§ **A run of records**
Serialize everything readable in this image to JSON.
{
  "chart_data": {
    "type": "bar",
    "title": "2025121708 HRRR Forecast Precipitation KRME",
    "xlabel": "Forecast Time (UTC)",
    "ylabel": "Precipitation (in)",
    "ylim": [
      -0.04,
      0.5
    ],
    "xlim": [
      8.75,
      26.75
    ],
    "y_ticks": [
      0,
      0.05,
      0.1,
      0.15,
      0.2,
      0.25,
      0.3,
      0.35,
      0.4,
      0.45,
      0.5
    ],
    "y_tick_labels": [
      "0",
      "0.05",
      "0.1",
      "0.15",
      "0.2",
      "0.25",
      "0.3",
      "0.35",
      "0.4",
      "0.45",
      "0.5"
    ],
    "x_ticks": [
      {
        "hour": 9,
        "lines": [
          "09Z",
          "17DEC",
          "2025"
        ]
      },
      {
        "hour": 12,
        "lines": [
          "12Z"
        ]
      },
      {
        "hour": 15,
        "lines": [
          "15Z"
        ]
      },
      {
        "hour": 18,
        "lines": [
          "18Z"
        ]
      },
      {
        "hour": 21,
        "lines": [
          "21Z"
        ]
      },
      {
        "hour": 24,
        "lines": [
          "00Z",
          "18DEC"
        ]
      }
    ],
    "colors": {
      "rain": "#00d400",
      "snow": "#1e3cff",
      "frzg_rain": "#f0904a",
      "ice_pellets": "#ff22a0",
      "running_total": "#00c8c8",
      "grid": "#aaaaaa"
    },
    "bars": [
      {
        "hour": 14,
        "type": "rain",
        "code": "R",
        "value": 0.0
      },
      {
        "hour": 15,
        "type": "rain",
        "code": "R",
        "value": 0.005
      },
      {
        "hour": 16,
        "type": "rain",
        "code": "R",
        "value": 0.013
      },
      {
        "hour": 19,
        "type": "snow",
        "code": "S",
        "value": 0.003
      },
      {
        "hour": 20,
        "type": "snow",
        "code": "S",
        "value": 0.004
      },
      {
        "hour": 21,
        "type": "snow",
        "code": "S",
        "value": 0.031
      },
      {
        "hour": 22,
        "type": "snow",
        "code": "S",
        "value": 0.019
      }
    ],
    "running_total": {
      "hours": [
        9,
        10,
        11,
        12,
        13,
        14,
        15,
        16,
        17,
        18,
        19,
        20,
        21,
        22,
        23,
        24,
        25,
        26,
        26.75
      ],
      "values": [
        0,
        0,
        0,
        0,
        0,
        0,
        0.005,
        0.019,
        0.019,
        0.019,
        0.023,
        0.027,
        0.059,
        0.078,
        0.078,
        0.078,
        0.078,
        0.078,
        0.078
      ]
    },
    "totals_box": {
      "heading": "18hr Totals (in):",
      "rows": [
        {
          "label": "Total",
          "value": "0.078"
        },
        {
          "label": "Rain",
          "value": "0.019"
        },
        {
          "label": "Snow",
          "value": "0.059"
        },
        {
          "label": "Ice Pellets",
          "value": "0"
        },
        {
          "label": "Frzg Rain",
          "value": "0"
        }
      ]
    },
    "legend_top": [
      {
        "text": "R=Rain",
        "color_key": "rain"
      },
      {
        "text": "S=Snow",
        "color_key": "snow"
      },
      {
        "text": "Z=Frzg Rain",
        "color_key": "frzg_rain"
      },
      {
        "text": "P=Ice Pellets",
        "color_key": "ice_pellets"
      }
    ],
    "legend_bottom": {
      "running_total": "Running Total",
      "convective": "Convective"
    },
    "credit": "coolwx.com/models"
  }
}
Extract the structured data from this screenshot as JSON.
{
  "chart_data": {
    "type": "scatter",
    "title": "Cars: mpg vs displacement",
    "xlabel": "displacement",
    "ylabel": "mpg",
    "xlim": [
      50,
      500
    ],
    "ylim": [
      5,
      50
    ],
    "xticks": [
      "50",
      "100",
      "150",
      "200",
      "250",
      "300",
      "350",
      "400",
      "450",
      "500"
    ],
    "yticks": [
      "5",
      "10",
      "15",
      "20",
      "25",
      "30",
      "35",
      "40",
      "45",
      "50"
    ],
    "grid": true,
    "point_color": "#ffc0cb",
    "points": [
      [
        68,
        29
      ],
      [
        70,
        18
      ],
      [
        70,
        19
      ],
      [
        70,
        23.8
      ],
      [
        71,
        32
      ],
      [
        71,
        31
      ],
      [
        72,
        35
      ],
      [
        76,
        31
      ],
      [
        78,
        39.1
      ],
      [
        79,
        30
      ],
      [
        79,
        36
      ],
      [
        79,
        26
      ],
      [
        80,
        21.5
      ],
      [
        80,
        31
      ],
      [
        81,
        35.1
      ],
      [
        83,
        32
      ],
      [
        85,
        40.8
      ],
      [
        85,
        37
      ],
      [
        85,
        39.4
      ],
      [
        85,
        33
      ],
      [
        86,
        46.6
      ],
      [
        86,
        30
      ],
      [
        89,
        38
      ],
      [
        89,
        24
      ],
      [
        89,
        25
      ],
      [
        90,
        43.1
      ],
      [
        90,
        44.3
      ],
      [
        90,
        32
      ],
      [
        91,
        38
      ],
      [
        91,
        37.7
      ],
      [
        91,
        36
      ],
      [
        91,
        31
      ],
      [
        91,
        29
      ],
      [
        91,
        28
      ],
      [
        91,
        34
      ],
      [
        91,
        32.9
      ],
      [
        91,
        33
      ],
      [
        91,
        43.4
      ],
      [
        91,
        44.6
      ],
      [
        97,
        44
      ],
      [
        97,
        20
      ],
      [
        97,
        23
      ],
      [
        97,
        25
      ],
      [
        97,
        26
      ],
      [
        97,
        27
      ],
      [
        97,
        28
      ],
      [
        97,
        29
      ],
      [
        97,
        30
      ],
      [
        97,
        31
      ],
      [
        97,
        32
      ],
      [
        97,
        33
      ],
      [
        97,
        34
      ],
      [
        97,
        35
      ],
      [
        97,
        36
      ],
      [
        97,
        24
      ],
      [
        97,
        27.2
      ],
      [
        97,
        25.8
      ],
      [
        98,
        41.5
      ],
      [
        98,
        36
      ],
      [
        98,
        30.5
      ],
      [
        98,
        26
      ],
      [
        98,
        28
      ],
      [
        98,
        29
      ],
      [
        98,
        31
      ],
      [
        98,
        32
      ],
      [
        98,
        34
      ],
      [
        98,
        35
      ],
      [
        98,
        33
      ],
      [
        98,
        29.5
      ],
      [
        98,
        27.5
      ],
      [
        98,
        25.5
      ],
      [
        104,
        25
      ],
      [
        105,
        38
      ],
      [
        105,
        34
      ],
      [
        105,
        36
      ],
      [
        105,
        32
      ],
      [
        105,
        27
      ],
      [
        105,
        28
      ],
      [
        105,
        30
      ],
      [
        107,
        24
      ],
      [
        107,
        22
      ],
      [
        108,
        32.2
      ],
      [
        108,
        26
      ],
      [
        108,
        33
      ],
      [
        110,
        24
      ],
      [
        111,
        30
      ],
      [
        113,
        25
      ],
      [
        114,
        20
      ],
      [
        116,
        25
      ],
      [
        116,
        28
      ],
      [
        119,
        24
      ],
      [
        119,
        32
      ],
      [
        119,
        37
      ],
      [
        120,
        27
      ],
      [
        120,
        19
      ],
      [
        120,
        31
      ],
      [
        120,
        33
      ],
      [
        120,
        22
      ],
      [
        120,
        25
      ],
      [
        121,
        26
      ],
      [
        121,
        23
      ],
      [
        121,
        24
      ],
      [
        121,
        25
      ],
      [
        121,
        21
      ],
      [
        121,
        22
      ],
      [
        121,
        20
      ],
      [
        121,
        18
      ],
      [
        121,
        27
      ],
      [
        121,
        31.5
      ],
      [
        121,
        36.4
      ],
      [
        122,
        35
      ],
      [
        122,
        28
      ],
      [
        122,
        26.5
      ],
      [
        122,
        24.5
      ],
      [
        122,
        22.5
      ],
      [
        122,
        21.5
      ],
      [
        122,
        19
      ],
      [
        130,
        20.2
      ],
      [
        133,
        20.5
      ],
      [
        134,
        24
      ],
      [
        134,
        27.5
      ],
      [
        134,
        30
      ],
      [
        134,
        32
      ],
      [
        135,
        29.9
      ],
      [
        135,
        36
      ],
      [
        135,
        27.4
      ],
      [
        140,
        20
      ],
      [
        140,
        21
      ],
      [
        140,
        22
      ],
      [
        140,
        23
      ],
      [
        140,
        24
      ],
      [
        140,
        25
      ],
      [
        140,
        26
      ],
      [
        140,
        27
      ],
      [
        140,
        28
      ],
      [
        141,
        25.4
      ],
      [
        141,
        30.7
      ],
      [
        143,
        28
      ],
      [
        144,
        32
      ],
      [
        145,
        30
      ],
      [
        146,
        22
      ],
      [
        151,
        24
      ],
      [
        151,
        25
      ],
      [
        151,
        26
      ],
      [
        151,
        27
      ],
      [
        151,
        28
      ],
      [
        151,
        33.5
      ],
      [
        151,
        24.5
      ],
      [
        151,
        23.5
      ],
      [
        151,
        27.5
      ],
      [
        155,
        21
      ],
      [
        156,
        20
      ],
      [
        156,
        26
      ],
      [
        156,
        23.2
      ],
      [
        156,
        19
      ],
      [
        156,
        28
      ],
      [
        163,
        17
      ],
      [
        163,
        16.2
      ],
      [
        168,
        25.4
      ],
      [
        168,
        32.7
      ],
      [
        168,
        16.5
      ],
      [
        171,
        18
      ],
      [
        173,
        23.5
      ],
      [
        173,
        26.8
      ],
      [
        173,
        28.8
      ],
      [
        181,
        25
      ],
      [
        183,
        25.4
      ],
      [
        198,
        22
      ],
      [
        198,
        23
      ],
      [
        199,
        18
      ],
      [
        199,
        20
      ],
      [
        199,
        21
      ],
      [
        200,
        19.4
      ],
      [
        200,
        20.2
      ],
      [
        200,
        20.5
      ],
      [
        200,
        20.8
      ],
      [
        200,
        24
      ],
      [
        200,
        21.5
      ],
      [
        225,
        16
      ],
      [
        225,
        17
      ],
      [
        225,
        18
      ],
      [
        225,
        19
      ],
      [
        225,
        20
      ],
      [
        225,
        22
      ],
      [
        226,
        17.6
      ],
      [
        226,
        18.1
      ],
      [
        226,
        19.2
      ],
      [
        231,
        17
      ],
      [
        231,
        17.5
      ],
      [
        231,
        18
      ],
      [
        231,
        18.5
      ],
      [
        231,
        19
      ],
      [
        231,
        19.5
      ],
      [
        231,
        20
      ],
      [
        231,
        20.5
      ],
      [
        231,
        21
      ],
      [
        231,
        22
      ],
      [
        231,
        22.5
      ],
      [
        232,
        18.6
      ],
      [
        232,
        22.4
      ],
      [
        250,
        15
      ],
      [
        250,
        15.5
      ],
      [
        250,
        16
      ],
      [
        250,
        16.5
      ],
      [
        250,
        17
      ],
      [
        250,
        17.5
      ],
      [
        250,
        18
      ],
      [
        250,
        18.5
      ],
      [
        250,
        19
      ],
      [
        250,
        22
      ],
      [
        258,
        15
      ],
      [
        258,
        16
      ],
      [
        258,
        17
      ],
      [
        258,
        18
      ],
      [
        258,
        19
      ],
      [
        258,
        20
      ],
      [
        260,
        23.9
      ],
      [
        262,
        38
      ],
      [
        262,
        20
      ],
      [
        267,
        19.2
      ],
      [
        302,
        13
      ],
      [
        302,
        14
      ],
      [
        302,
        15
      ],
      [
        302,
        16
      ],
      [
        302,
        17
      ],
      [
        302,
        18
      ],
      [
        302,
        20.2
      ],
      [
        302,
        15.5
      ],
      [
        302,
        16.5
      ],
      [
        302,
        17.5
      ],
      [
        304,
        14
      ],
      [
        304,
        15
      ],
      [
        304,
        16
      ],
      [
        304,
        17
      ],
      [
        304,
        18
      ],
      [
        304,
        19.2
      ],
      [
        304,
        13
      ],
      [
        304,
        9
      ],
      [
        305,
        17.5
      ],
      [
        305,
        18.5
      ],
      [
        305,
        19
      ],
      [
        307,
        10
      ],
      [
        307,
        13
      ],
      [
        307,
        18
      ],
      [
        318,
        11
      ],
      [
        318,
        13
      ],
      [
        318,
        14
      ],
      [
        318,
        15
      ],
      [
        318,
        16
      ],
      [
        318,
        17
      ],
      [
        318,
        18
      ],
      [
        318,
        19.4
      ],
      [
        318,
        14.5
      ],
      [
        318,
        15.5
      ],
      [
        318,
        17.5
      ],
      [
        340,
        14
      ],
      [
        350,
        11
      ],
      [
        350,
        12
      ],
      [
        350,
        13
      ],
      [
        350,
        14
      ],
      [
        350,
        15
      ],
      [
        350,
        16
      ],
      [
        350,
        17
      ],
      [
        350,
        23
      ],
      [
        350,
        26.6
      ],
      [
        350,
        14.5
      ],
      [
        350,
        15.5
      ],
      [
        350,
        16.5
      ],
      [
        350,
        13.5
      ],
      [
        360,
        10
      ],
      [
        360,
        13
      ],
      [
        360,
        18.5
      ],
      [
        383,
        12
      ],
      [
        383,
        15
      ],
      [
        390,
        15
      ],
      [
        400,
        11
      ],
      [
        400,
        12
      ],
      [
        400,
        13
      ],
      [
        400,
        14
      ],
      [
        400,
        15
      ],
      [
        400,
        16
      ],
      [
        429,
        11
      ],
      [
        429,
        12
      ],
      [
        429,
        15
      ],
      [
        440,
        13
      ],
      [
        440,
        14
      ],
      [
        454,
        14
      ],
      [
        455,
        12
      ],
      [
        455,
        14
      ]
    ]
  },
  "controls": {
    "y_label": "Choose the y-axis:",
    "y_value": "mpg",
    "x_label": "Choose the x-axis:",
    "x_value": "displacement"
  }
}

§ **WHAT IS REQUIRED**
Every line of the records that includes the word "title" should be gathered.

§ **WRITTEN SOLUTION**
    "title": "2025121708 HRRR Forecast Precipitation KRME",
    "title": "Cars: mpg vs displacement",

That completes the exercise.